_Task brief_
Quote the rows starting at the row that contains "create-post-link[interactable]: CREATE NEW" and ending at the row that contains "nav-home[interactable]: HOME: [433, 32, 484, 52]", both included, word for word.

+++ Material provided +++

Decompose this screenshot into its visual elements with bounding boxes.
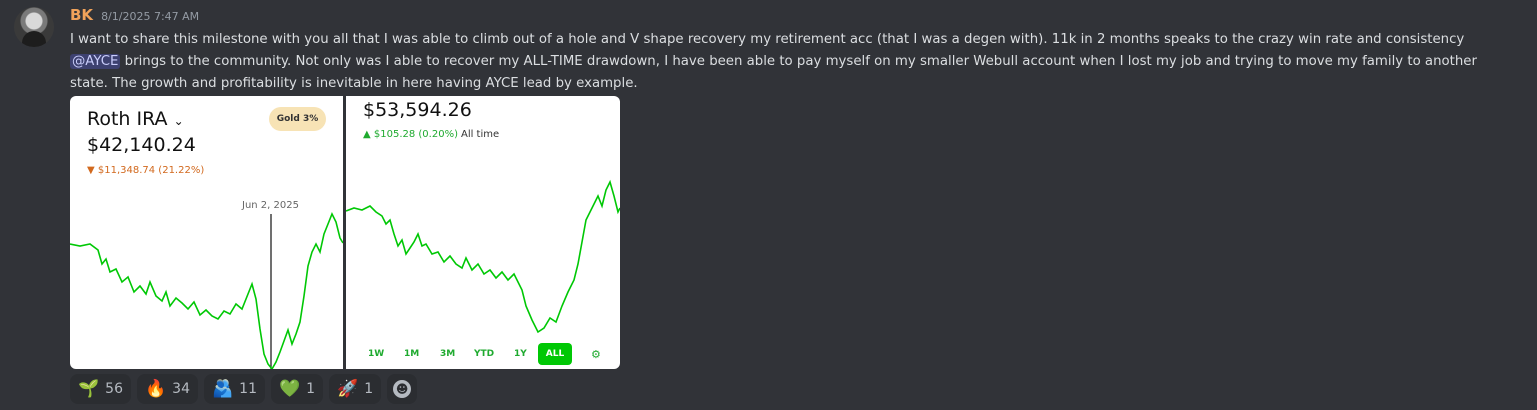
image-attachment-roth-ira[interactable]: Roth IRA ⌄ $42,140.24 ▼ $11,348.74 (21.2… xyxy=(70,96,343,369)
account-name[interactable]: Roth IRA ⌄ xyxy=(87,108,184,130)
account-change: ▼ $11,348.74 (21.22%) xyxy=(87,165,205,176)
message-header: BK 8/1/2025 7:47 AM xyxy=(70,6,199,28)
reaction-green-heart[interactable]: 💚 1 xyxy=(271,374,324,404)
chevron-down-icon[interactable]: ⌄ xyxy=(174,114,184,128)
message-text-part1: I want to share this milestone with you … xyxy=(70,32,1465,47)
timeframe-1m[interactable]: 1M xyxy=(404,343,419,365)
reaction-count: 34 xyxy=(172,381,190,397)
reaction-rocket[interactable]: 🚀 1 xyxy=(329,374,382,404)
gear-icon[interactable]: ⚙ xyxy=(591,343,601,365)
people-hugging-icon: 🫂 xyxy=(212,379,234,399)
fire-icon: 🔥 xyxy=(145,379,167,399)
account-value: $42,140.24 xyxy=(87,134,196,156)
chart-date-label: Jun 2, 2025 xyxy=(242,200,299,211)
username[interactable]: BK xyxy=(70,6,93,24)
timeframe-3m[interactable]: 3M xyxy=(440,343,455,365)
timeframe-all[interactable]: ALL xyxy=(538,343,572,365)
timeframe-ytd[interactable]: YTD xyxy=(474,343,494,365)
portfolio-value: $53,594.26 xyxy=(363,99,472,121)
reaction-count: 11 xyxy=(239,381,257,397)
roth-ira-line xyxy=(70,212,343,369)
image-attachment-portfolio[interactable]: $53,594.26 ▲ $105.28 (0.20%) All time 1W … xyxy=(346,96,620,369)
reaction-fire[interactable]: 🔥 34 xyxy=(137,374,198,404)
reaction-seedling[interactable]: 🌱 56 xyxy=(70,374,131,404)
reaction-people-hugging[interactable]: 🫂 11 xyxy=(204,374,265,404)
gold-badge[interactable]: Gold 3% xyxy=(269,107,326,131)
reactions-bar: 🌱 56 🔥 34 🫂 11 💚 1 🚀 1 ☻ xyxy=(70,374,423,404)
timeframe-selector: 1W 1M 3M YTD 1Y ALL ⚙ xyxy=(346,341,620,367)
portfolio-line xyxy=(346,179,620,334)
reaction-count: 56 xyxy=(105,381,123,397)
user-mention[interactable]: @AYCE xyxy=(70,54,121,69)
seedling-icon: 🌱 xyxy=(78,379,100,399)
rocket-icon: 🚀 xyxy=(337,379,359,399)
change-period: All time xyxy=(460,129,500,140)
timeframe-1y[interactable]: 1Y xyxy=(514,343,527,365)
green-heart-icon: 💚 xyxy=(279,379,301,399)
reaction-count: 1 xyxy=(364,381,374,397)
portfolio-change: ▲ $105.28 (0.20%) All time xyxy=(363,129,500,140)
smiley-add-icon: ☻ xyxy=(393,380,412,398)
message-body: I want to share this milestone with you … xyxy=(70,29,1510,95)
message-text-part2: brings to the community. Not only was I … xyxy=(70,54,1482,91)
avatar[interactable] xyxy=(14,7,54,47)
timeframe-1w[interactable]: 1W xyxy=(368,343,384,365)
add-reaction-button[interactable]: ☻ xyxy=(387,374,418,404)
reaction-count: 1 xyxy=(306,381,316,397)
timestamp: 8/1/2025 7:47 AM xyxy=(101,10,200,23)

+++
+++ Material provided +++

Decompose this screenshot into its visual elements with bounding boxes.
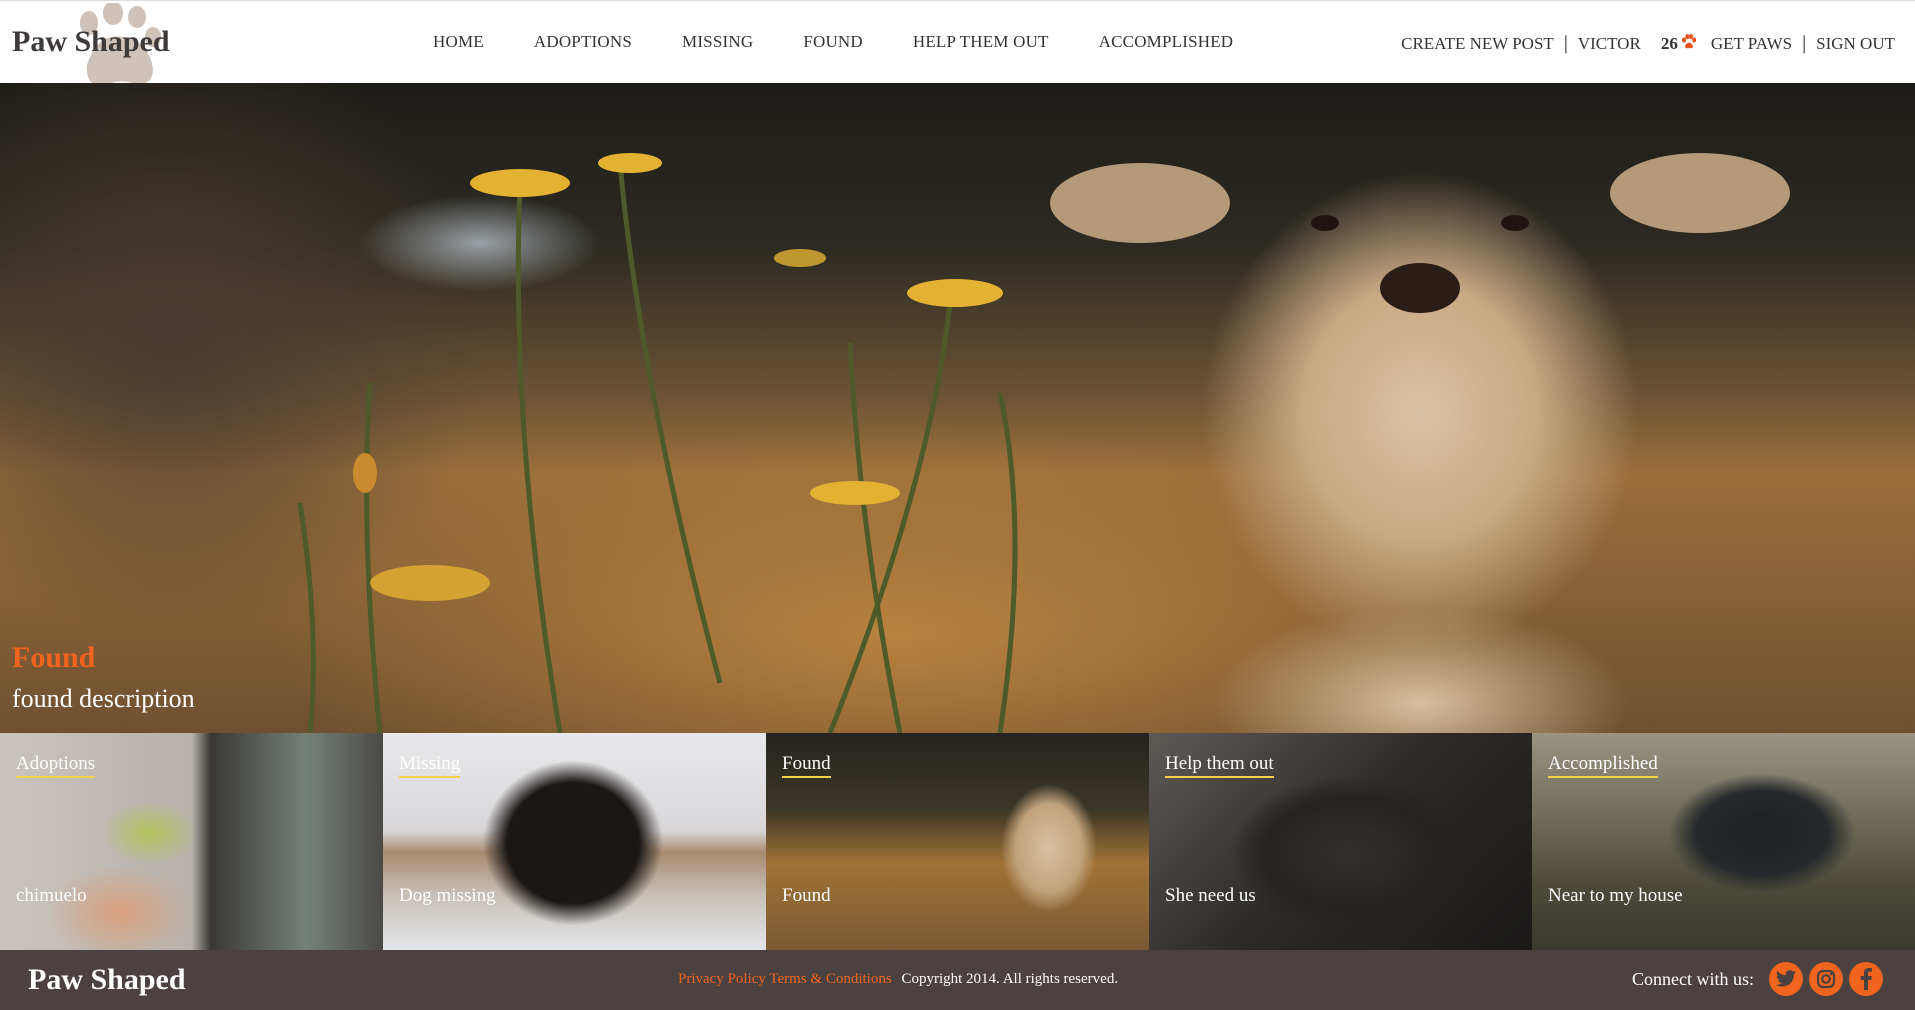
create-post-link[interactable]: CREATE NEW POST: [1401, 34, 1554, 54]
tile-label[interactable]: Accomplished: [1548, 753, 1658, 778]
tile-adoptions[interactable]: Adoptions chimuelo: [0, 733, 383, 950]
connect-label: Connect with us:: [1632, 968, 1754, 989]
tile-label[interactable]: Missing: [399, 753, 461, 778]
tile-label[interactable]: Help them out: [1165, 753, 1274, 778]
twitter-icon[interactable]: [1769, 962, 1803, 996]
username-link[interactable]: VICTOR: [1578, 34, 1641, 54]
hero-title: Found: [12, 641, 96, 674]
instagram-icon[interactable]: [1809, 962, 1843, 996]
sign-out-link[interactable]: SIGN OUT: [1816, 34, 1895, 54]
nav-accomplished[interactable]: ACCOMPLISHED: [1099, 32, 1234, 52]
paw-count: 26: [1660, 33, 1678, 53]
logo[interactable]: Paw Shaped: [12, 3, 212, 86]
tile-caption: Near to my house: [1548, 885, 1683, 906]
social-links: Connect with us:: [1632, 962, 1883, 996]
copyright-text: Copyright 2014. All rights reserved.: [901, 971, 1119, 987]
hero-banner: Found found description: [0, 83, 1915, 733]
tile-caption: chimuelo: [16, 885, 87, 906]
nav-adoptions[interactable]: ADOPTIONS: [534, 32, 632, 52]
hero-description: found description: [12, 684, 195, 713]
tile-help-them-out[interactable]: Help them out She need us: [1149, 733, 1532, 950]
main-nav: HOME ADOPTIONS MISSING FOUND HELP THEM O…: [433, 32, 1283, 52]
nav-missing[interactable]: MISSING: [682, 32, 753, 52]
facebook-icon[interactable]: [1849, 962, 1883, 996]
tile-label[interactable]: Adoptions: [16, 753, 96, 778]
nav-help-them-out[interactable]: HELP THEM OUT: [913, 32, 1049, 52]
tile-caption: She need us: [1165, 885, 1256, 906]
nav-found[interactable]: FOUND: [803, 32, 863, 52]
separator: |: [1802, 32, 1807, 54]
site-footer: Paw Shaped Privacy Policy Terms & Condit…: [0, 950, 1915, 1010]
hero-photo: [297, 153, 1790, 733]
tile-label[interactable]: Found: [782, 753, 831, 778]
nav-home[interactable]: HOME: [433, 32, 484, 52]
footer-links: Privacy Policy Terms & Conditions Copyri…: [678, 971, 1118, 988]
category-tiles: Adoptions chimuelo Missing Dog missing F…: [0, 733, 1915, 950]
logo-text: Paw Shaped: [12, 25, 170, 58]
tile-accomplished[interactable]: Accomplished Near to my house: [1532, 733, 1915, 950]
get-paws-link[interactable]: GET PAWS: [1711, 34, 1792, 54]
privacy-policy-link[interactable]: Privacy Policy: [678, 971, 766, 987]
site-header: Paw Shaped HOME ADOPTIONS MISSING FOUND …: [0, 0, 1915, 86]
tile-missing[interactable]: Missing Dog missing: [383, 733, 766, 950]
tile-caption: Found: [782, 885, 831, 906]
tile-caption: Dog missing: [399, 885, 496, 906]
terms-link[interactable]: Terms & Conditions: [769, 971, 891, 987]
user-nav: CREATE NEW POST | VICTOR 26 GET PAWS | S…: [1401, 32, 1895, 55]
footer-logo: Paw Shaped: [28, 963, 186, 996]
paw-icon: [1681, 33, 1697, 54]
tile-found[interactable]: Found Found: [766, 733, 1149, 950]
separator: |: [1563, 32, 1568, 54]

+++

_Right answer_
create-post-link[interactable]: CREATE NEW POST: [1401, 34, 1554, 54]
tile-label[interactable]: Accomplished: [1548, 753, 1658, 778]
tile-adoptions[interactable]: Adoptions chimuelo: [0, 733, 383, 950]
connect-label: Connect with us:: [1632, 968, 1754, 989]
tile-label[interactable]: Missing: [399, 753, 461, 778]
tile-label[interactable]: Help them out: [1165, 753, 1274, 778]
twitter-icon[interactable]: [1769, 962, 1803, 996]
username-link[interactable]: VICTOR: [1578, 34, 1641, 54]
hero-title: Found: [12, 641, 96, 674]
instagram-icon[interactable]: [1809, 962, 1843, 996]
sign-out-link[interactable]: SIGN OUT: [1816, 34, 1895, 54]
nav-accomplished[interactable]: ACCOMPLISHED: [1099, 32, 1234, 52]
paw-count: 26: [1660, 33, 1678, 53]
logo[interactable]: Paw Shaped: [12, 3, 212, 86]
tile-caption: Near to my house: [1548, 885, 1683, 906]
social-links: Connect with us:: [1632, 962, 1883, 996]
copyright-text: Copyright 2014. All rights reserved.: [901, 971, 1119, 987]
hero-banner: Found found description: [0, 83, 1915, 733]
tile-caption: chimuelo: [16, 885, 87, 906]
nav-adoptions[interactable]: ADOPTIONS: [534, 32, 632, 52]
hero-description: found description: [12, 684, 195, 713]
tile-help-them-out[interactable]: Help them out She need us: [1149, 733, 1532, 950]
main-nav: HOME ADOPTIONS MISSING FOUND HELP THEM O…: [433, 32, 1283, 52]
nav-missing[interactable]: MISSING: [682, 32, 753, 52]
facebook-icon[interactable]: [1849, 962, 1883, 996]
tile-label[interactable]: Adoptions: [16, 753, 96, 778]
nav-help-them-out[interactable]: HELP THEM OUT: [913, 32, 1049, 52]
tile-caption: She need us: [1165, 885, 1256, 906]
nav-found[interactable]: FOUND: [803, 32, 863, 52]
separator: |: [1802, 32, 1807, 54]
site-footer: Paw Shaped Privacy Policy Terms & Condit…: [0, 950, 1915, 1010]
hero-photo: [297, 153, 1790, 733]
tile-label[interactable]: Found: [782, 753, 831, 778]
nav-home[interactable]: HOME: [433, 32, 484, 52]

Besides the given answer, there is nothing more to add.